AIM> Return all the data below as it stands, minus the pictures.

ITEMS>
________________________
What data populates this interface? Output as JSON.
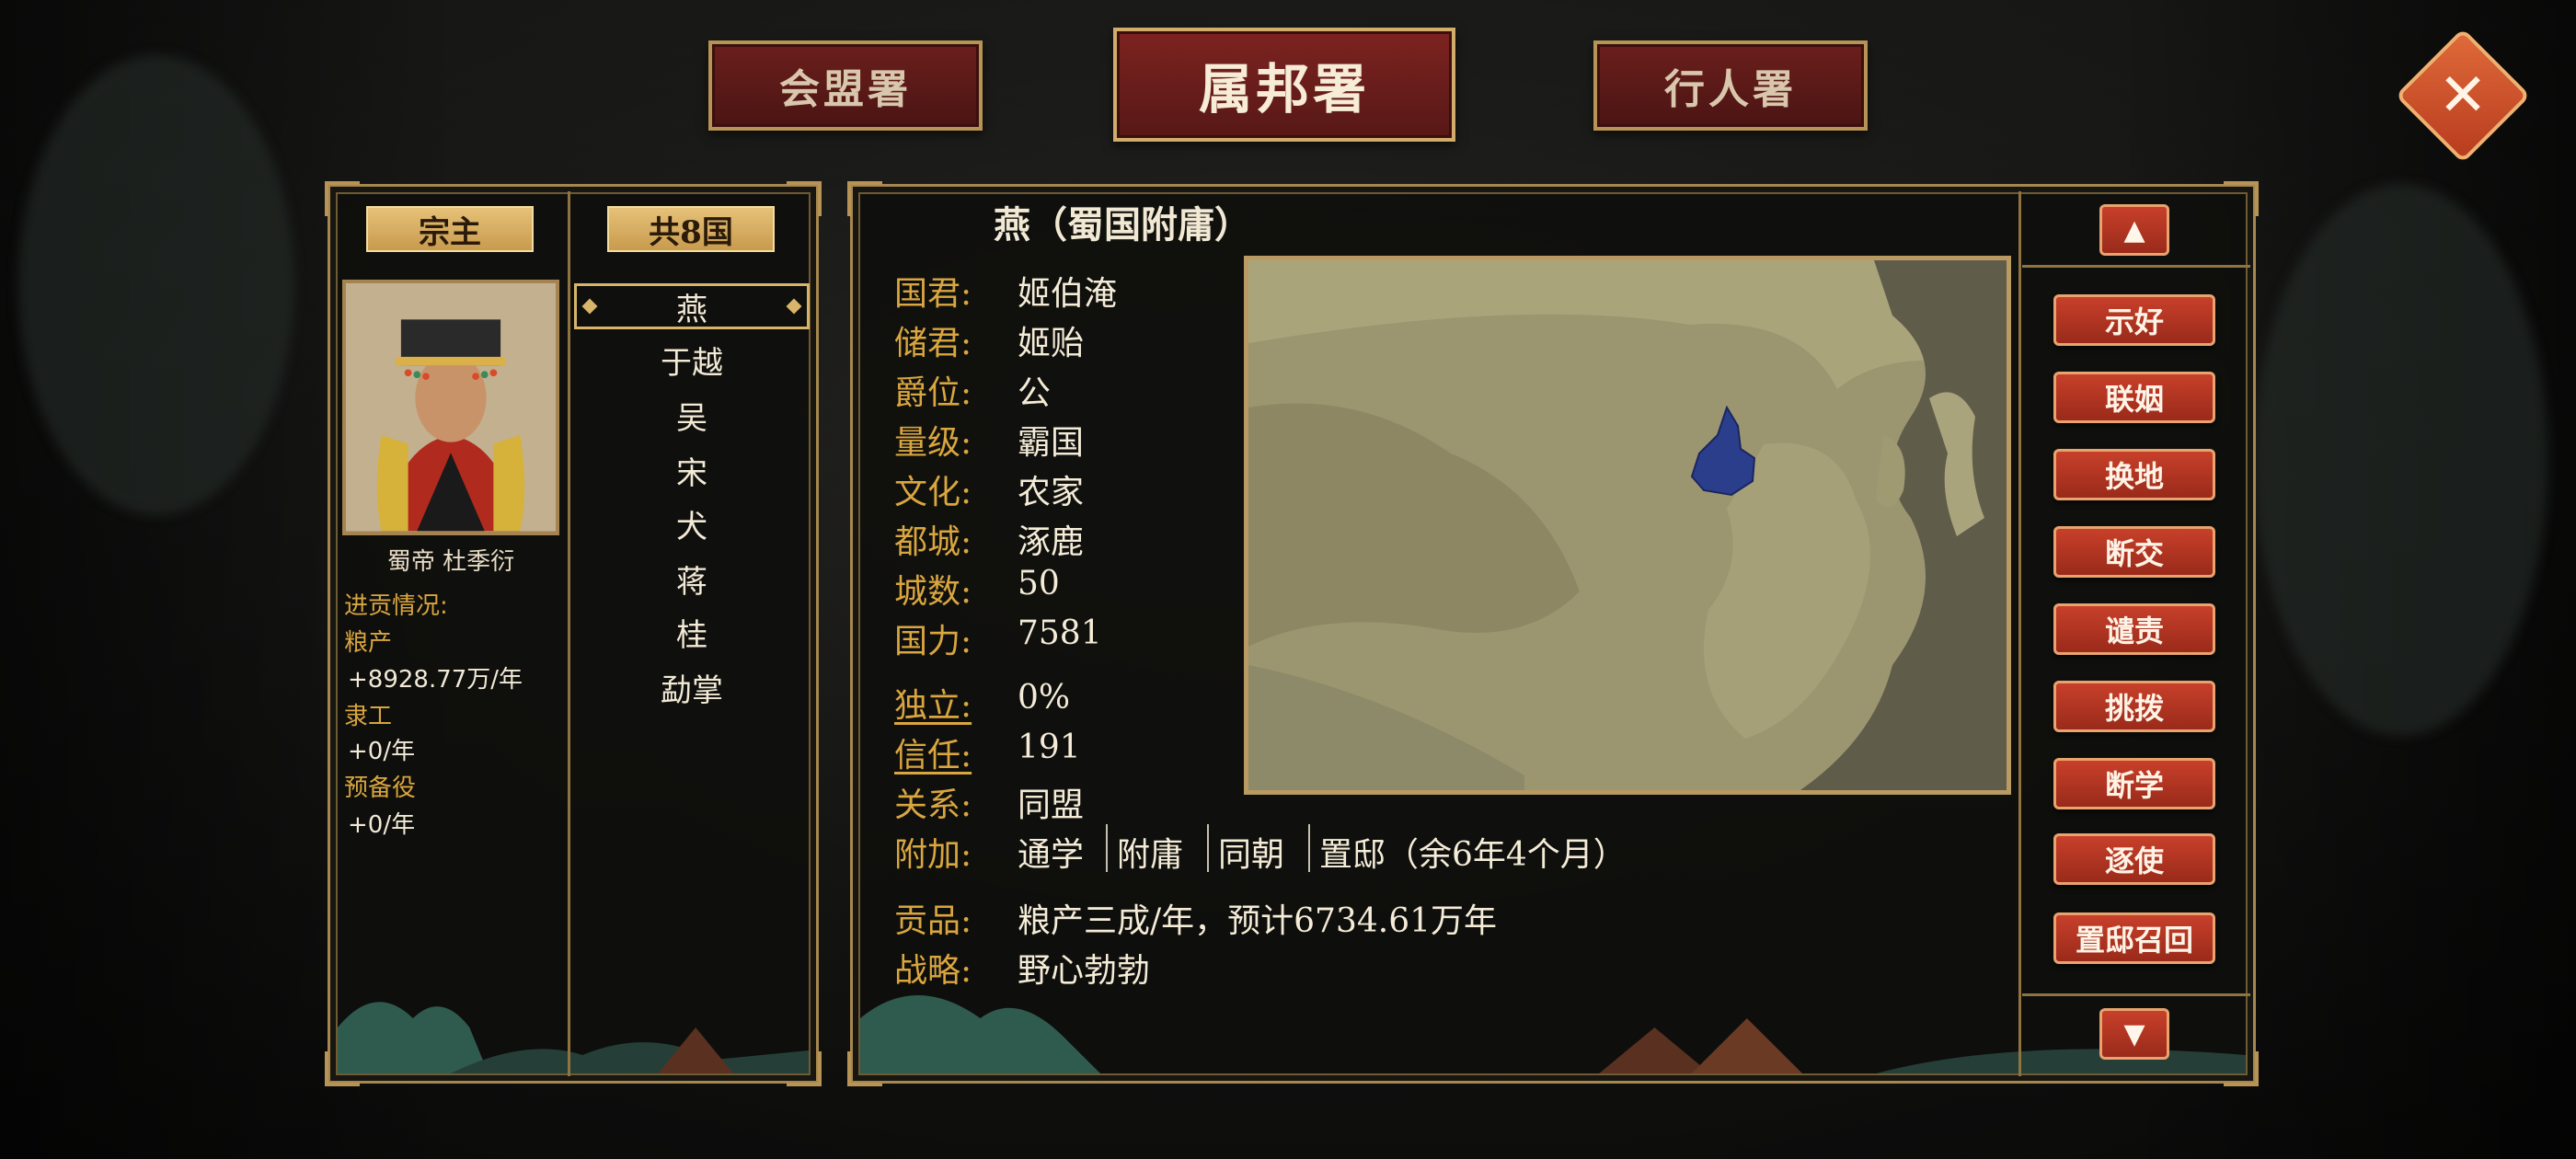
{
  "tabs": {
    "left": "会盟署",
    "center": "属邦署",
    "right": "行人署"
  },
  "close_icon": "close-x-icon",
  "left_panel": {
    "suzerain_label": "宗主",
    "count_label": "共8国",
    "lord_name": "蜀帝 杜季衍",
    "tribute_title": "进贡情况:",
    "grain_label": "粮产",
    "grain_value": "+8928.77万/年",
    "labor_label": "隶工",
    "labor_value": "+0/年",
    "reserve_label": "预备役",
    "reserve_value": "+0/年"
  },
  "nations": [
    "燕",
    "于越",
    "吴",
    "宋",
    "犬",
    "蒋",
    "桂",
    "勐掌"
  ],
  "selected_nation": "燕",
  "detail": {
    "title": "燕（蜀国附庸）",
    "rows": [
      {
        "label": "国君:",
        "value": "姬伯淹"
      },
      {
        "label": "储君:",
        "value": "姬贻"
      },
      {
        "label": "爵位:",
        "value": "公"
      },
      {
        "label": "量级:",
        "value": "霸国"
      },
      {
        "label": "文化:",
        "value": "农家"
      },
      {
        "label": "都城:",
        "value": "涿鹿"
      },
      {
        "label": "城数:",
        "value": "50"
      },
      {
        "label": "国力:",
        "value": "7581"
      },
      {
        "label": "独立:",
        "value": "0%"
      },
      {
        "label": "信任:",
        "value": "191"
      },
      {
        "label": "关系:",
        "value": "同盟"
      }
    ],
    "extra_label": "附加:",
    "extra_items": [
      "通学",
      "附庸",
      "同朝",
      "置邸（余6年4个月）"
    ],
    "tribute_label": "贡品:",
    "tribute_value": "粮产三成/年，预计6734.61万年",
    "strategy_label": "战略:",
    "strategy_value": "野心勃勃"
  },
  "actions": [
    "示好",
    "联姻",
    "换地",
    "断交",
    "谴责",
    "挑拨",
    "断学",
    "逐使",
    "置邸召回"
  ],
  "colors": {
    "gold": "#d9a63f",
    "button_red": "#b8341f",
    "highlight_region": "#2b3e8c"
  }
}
________________________
ANSWER IN FULL>
What data populates this interface? Output as JSON.
{
  "tabs": {
    "left": "会盟署",
    "center": "属邦署",
    "right": "行人署"
  },
  "close_icon": "close-x-icon",
  "left_panel": {
    "suzerain_label": "宗主",
    "count_label": "共8国",
    "lord_name": "蜀帝 杜季衍",
    "tribute_title": "进贡情况:",
    "grain_label": "粮产",
    "grain_value": "+8928.77万/年",
    "labor_label": "隶工",
    "labor_value": "+0/年",
    "reserve_label": "预备役",
    "reserve_value": "+0/年"
  },
  "nations": [
    "燕",
    "于越",
    "吴",
    "宋",
    "犬",
    "蒋",
    "桂",
    "勐掌"
  ],
  "selected_nation": "燕",
  "detail": {
    "title": "燕（蜀国附庸）",
    "rows": [
      {
        "label": "国君:",
        "value": "姬伯淹"
      },
      {
        "label": "储君:",
        "value": "姬贻"
      },
      {
        "label": "爵位:",
        "value": "公"
      },
      {
        "label": "量级:",
        "value": "霸国"
      },
      {
        "label": "文化:",
        "value": "农家"
      },
      {
        "label": "都城:",
        "value": "涿鹿"
      },
      {
        "label": "城数:",
        "value": "50"
      },
      {
        "label": "国力:",
        "value": "7581"
      },
      {
        "label": "独立:",
        "value": "0%"
      },
      {
        "label": "信任:",
        "value": "191"
      },
      {
        "label": "关系:",
        "value": "同盟"
      }
    ],
    "extra_label": "附加:",
    "extra_items": [
      "通学",
      "附庸",
      "同朝",
      "置邸（余6年4个月）"
    ],
    "tribute_label": "贡品:",
    "tribute_value": "粮产三成/年，预计6734.61万年",
    "strategy_label": "战略:",
    "strategy_value": "野心勃勃"
  },
  "actions": [
    "示好",
    "联姻",
    "换地",
    "断交",
    "谴责",
    "挑拨",
    "断学",
    "逐使",
    "置邸召回"
  ],
  "colors": {
    "gold": "#d9a63f",
    "button_red": "#b8341f",
    "highlight_region": "#2b3e8c"
  }
}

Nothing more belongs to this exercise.